» What you should do
Below is a listing. Gather each line of it that contains "grains".

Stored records

....

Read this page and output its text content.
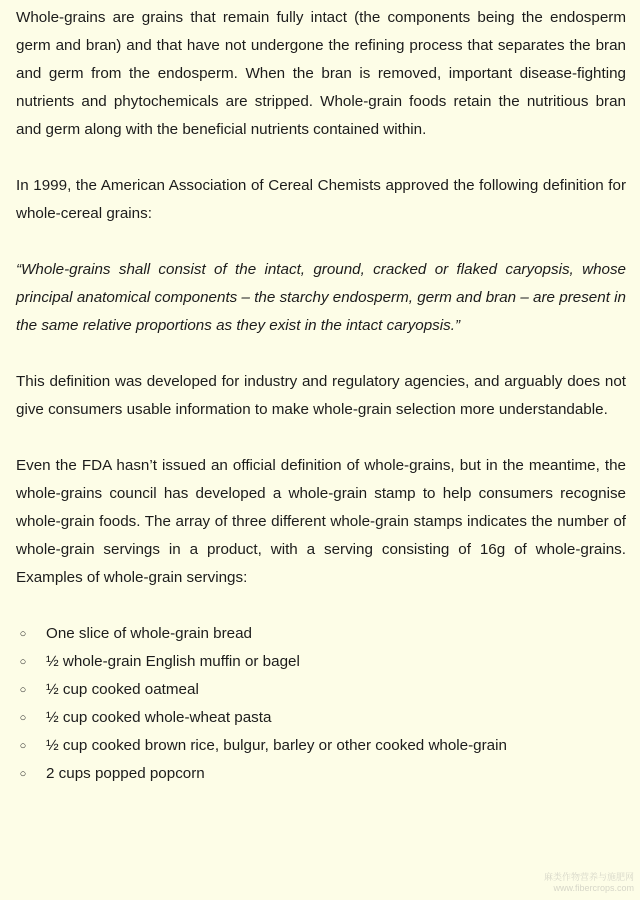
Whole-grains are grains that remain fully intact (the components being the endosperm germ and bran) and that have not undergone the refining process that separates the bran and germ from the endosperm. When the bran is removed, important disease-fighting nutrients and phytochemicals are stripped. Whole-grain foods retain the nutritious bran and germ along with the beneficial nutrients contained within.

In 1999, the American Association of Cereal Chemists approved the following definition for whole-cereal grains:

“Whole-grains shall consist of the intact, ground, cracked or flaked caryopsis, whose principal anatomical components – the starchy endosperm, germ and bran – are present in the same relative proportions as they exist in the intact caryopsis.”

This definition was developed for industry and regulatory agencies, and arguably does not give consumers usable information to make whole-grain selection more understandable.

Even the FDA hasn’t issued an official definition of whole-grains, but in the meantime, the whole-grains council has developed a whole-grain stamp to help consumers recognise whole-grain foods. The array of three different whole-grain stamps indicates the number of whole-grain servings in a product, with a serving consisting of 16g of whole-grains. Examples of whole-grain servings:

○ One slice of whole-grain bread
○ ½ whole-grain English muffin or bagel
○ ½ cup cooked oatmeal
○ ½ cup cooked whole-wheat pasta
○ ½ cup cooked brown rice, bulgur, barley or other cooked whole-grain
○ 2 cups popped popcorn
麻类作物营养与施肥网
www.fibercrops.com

....

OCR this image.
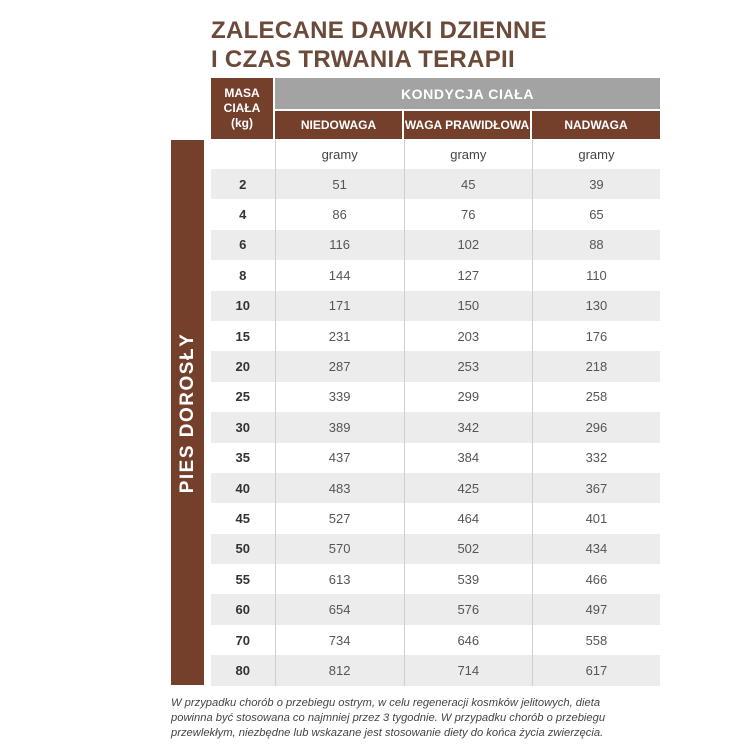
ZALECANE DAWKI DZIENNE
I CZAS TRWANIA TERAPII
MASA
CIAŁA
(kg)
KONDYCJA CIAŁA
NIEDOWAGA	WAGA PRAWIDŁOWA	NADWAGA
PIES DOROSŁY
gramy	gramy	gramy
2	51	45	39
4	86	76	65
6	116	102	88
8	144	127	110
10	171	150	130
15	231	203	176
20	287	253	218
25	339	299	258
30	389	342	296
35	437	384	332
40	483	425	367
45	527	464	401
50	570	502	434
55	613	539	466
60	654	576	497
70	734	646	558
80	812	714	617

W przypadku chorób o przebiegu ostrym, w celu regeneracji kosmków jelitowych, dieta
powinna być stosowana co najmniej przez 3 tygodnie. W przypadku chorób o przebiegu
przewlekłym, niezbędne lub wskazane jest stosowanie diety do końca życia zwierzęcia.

....

» Complete answer
Whole-grains are grains that remain fully intact (the components being the endosperm germ and bran) and that have not undergone the refining process that separates the bran and germ from the endosperm. When the bran is removed, important disease-fighting nutrients and phytochemicals are stripped. Whole-grain foods retain the nutritious bran and germ along with the beneficial nutrients contained within.
In 1999, the American Association of Cereal Chemists approved the following definition for whole-cereal grains:
“Whole-grains shall consist of the intact, ground, cracked or flaked caryopsis, whose principal anatomical components – the starchy endosperm, germ and bran – are present in the same relative proportions as they exist in the intact caryopsis.”
Even the FDA hasn’t issued an official definition of whole-grains, but in the meantime, the whole-grains council has developed a whole-grain stamp to help consumers recognise whole-grain foods. The array of three different whole-grain stamps indicates the number of whole-grain servings in a product, with a serving consisting of 16g of whole-grains. Examples of whole-grain servings:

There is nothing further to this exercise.